━━ DATA SUPPLIED ━━
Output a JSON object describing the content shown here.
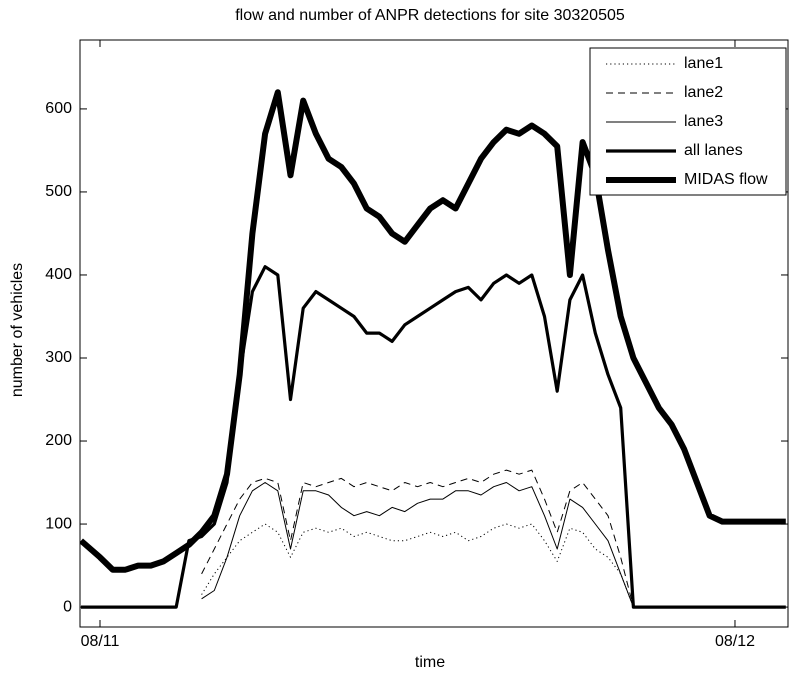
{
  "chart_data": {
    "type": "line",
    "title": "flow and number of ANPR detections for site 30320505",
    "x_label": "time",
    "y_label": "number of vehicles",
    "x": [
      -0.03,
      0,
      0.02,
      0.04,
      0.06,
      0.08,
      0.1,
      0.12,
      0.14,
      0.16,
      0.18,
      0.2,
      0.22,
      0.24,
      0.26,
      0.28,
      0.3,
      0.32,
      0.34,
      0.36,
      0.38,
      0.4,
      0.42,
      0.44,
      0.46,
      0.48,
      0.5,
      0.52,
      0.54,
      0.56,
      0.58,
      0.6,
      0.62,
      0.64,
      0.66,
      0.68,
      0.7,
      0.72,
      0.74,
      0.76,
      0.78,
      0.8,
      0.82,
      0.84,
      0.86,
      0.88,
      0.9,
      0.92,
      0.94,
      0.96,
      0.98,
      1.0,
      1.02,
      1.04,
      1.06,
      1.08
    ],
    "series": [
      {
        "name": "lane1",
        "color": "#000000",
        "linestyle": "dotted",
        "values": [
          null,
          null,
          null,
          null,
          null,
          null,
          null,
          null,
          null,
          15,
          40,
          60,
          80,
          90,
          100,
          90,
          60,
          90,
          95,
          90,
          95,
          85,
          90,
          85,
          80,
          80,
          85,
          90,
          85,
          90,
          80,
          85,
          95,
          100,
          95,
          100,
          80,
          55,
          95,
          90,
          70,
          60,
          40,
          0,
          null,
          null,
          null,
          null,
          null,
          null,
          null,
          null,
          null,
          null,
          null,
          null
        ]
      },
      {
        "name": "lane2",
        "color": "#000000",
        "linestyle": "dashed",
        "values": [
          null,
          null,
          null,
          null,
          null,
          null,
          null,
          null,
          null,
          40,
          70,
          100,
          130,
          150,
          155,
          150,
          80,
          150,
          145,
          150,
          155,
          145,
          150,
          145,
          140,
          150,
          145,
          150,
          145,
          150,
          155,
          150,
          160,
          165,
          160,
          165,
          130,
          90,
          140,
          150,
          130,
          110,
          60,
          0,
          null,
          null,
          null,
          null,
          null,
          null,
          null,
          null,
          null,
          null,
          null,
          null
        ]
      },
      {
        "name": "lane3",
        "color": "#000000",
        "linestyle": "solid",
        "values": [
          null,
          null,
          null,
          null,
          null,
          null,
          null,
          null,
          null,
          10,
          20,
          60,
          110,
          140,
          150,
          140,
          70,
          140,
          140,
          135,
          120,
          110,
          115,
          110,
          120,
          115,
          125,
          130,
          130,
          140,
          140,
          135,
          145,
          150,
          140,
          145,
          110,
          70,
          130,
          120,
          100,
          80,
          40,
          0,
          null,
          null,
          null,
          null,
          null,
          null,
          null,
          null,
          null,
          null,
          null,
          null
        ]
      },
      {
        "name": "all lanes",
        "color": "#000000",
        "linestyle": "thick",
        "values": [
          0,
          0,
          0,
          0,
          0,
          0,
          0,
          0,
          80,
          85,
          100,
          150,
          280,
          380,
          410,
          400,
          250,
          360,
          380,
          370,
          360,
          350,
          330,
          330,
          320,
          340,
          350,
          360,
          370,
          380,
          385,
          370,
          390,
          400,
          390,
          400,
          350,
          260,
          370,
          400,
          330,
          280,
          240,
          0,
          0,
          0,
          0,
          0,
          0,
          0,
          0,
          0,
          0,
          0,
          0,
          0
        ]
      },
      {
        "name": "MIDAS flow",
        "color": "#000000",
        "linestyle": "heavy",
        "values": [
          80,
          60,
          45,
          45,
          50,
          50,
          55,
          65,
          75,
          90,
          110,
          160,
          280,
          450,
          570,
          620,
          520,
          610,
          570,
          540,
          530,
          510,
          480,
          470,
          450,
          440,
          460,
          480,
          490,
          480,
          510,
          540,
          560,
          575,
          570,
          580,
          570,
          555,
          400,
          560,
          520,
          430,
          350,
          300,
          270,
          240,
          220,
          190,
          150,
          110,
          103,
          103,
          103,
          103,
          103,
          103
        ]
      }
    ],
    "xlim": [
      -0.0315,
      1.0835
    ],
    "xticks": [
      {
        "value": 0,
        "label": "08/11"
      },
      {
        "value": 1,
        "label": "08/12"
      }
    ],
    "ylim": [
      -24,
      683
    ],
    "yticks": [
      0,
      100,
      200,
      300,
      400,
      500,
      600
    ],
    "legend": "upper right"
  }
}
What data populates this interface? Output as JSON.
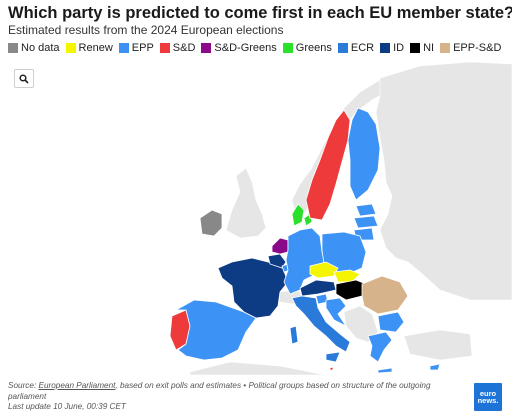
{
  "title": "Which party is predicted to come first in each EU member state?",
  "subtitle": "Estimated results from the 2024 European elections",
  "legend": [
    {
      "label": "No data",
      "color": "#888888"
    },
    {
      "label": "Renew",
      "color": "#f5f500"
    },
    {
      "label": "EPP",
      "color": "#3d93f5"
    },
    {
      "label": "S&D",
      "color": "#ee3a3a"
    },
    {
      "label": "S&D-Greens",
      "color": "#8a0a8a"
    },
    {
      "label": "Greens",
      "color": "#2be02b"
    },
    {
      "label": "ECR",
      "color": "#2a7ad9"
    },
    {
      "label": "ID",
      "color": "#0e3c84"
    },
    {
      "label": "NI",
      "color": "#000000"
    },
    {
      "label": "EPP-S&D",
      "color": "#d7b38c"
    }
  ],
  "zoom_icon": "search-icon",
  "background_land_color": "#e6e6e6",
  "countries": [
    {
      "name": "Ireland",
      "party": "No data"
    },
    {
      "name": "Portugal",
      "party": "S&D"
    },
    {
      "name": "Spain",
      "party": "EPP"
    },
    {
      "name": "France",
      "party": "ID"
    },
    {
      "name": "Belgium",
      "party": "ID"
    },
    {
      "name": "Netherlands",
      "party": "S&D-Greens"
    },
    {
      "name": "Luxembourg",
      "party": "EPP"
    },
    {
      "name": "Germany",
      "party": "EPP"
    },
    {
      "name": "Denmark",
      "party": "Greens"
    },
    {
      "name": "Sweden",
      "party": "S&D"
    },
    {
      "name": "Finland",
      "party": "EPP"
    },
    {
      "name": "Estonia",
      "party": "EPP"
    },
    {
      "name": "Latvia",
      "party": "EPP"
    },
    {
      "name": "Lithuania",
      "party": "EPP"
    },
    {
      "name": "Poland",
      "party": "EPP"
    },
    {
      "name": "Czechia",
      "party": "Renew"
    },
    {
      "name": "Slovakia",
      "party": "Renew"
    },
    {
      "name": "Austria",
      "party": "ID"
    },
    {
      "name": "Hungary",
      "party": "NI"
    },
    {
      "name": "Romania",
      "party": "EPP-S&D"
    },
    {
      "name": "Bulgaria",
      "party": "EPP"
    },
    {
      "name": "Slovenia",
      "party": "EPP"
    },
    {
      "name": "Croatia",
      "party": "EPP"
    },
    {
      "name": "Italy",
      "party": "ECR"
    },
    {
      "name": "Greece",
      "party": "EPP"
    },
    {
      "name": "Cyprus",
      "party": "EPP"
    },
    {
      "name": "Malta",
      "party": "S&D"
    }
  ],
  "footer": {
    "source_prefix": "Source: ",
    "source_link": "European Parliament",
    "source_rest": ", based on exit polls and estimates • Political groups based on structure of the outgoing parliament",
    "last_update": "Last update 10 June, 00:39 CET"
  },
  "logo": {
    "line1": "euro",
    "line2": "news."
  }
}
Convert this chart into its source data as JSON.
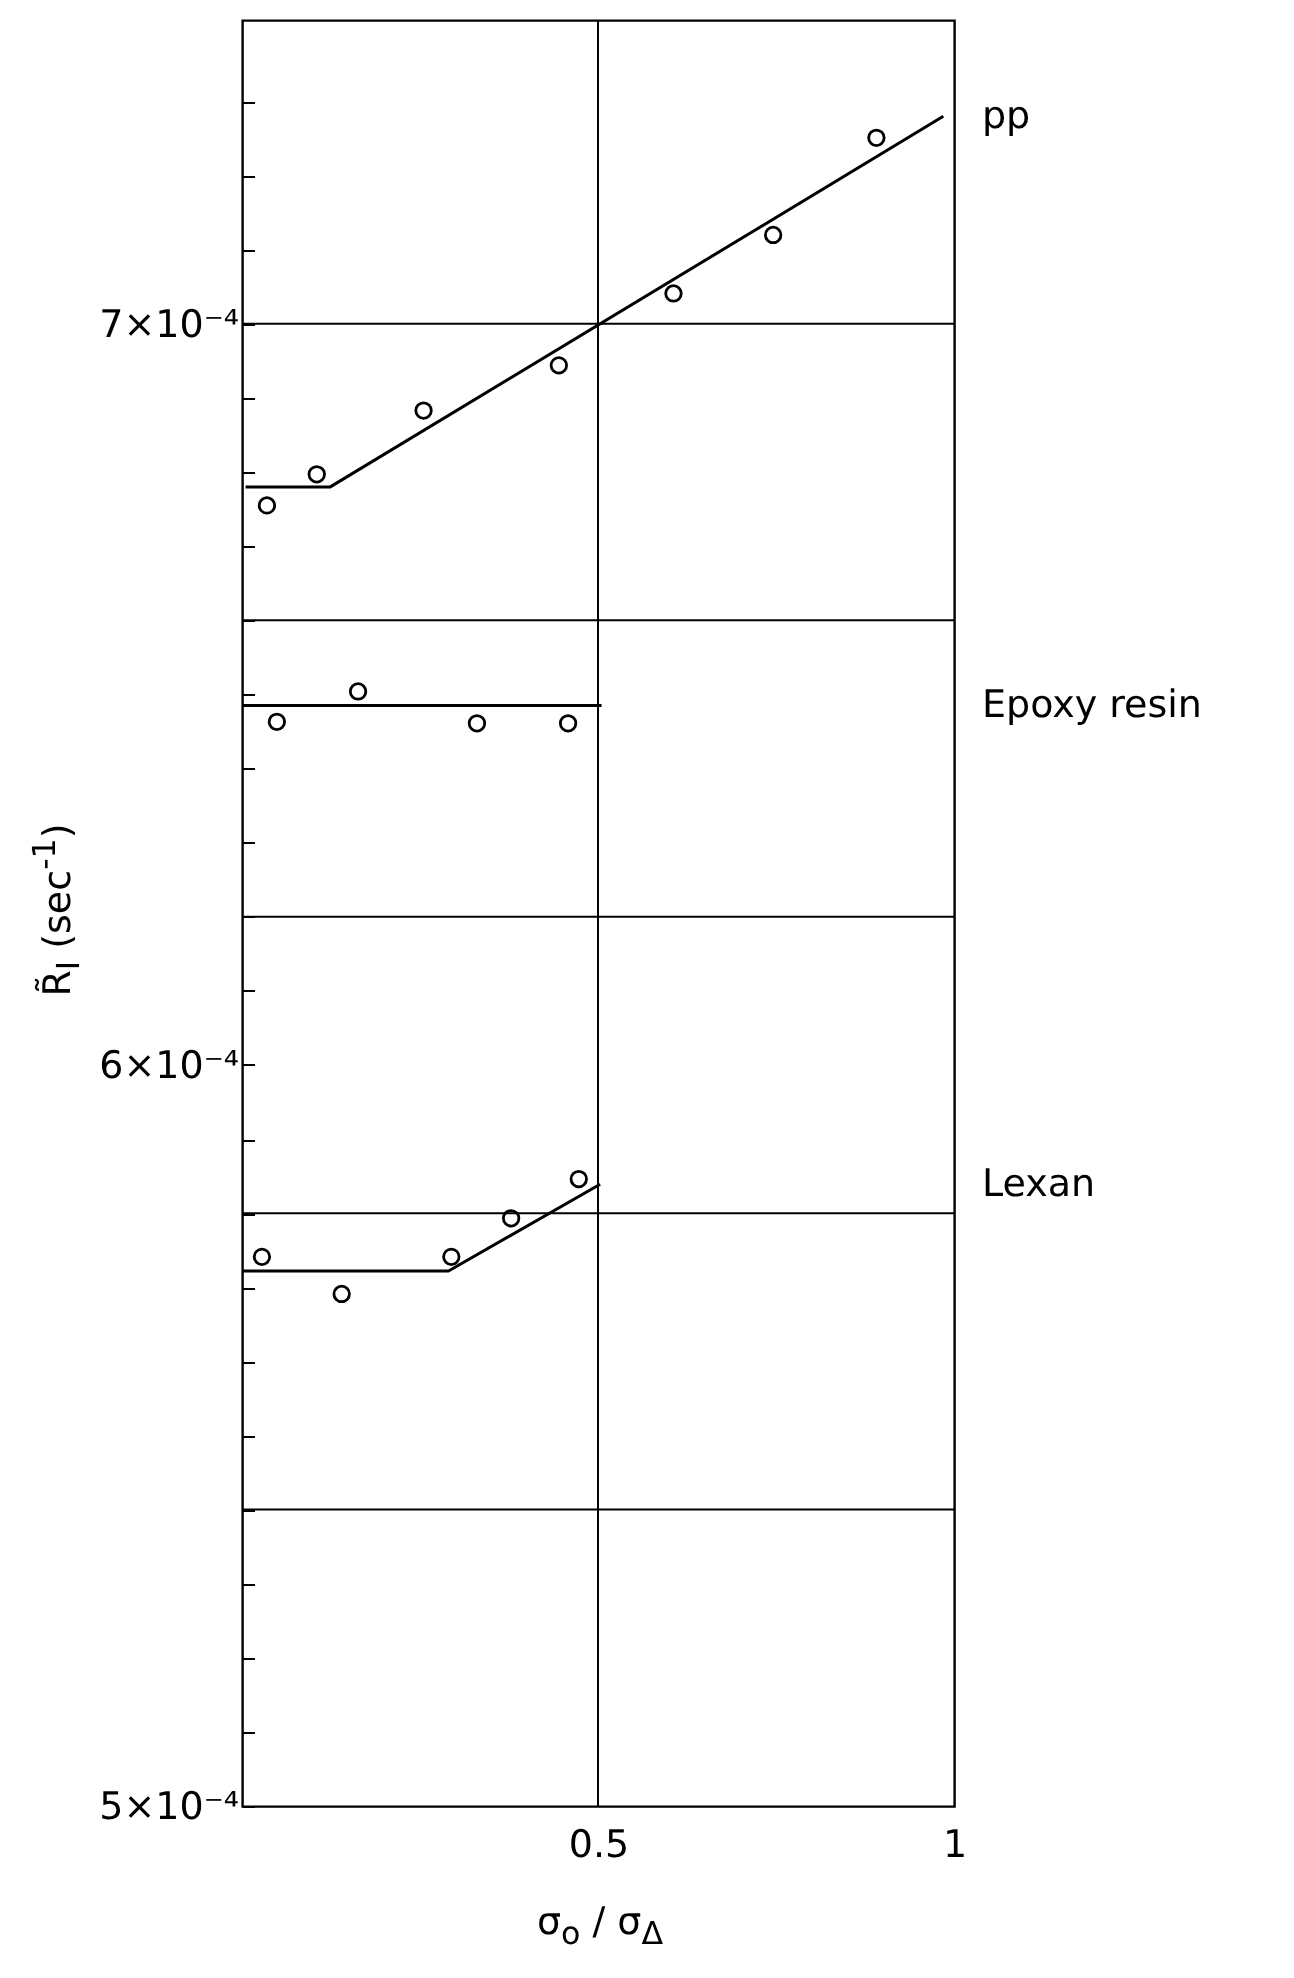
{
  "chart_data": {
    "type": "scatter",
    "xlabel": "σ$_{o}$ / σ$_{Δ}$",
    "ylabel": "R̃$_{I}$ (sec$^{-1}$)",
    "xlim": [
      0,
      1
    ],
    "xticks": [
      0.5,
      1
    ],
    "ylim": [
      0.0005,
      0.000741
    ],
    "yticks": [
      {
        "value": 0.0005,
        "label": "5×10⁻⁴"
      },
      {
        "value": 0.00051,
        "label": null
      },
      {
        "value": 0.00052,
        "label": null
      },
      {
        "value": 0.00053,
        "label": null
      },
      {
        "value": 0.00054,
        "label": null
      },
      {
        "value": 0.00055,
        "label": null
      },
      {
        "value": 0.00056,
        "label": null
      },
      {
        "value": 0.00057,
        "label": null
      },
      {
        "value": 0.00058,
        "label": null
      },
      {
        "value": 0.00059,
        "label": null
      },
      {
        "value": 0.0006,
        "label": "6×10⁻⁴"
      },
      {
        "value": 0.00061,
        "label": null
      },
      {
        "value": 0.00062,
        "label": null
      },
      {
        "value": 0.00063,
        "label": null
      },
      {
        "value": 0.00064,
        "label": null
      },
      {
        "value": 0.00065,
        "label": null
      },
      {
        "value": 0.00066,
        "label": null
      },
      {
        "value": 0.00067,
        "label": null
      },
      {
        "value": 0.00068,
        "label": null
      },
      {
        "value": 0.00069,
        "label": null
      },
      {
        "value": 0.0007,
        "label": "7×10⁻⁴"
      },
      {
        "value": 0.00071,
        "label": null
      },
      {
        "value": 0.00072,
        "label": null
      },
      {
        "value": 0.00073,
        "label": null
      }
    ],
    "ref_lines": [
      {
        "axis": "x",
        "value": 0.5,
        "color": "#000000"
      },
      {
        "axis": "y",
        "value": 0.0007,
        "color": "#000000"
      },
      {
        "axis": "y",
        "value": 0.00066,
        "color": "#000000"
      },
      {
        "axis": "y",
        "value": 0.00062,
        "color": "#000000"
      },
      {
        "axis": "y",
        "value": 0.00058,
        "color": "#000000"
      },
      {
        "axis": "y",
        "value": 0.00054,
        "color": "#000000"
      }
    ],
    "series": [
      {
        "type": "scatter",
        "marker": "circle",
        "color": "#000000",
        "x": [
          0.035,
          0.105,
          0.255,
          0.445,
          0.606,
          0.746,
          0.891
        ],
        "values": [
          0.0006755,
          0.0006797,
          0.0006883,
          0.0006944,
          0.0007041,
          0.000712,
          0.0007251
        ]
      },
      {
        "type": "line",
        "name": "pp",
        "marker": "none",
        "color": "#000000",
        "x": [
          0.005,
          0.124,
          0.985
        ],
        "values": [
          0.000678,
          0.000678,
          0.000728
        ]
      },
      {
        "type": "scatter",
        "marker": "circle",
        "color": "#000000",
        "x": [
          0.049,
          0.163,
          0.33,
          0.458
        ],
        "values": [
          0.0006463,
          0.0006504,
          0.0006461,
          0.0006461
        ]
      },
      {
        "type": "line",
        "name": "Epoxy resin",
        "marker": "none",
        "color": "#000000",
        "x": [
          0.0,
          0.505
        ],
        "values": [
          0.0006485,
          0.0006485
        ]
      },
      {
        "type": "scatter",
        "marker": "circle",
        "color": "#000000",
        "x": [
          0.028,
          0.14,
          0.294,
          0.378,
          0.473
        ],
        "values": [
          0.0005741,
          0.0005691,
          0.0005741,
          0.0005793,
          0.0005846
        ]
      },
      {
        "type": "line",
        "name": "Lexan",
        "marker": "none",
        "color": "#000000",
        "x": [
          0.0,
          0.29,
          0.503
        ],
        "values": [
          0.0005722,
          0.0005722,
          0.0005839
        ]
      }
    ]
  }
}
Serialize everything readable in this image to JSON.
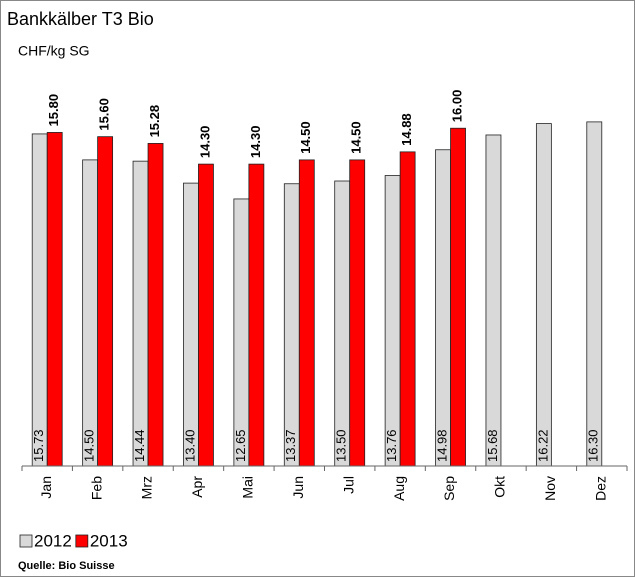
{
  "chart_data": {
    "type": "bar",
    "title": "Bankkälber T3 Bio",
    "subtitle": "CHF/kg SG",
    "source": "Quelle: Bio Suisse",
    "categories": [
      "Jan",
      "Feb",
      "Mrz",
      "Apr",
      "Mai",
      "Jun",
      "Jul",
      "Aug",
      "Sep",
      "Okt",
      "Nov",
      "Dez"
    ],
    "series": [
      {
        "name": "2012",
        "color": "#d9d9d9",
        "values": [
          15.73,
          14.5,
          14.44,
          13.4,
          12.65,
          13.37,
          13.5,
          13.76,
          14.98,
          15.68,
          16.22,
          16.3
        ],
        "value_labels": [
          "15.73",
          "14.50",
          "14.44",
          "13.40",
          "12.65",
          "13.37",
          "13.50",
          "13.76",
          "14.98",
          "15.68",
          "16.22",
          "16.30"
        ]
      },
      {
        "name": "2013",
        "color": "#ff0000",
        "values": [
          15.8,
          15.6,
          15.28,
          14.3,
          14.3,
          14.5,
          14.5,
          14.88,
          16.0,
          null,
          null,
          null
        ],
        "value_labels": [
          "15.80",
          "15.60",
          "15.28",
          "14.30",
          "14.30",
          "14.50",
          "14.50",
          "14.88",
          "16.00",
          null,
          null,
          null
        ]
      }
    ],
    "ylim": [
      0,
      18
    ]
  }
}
━━━
TASK TO CARRY OUT: Print each line from the one containing "Serialize everything readable" through the last line of the listing, both included, exactly and with no pictures.

ANSWER IN FULL:
Serialize everything readable in this image to JSON.
{
  "chart_data": {
    "type": "bar",
    "title": "Bankkälber T3 Bio",
    "subtitle": "CHF/kg SG",
    "source": "Quelle: Bio Suisse",
    "categories": [
      "Jan",
      "Feb",
      "Mrz",
      "Apr",
      "Mai",
      "Jun",
      "Jul",
      "Aug",
      "Sep",
      "Okt",
      "Nov",
      "Dez"
    ],
    "series": [
      {
        "name": "2012",
        "color": "#d9d9d9",
        "values": [
          15.73,
          14.5,
          14.44,
          13.4,
          12.65,
          13.37,
          13.5,
          13.76,
          14.98,
          15.68,
          16.22,
          16.3
        ],
        "value_labels": [
          "15.73",
          "14.50",
          "14.44",
          "13.40",
          "12.65",
          "13.37",
          "13.50",
          "13.76",
          "14.98",
          "15.68",
          "16.22",
          "16.30"
        ]
      },
      {
        "name": "2013",
        "color": "#ff0000",
        "values": [
          15.8,
          15.6,
          15.28,
          14.3,
          14.3,
          14.5,
          14.5,
          14.88,
          16.0,
          null,
          null,
          null
        ],
        "value_labels": [
          "15.80",
          "15.60",
          "15.28",
          "14.30",
          "14.30",
          "14.50",
          "14.50",
          "14.88",
          "16.00",
          null,
          null,
          null
        ]
      }
    ],
    "ylim": [
      0,
      18
    ]
  }
}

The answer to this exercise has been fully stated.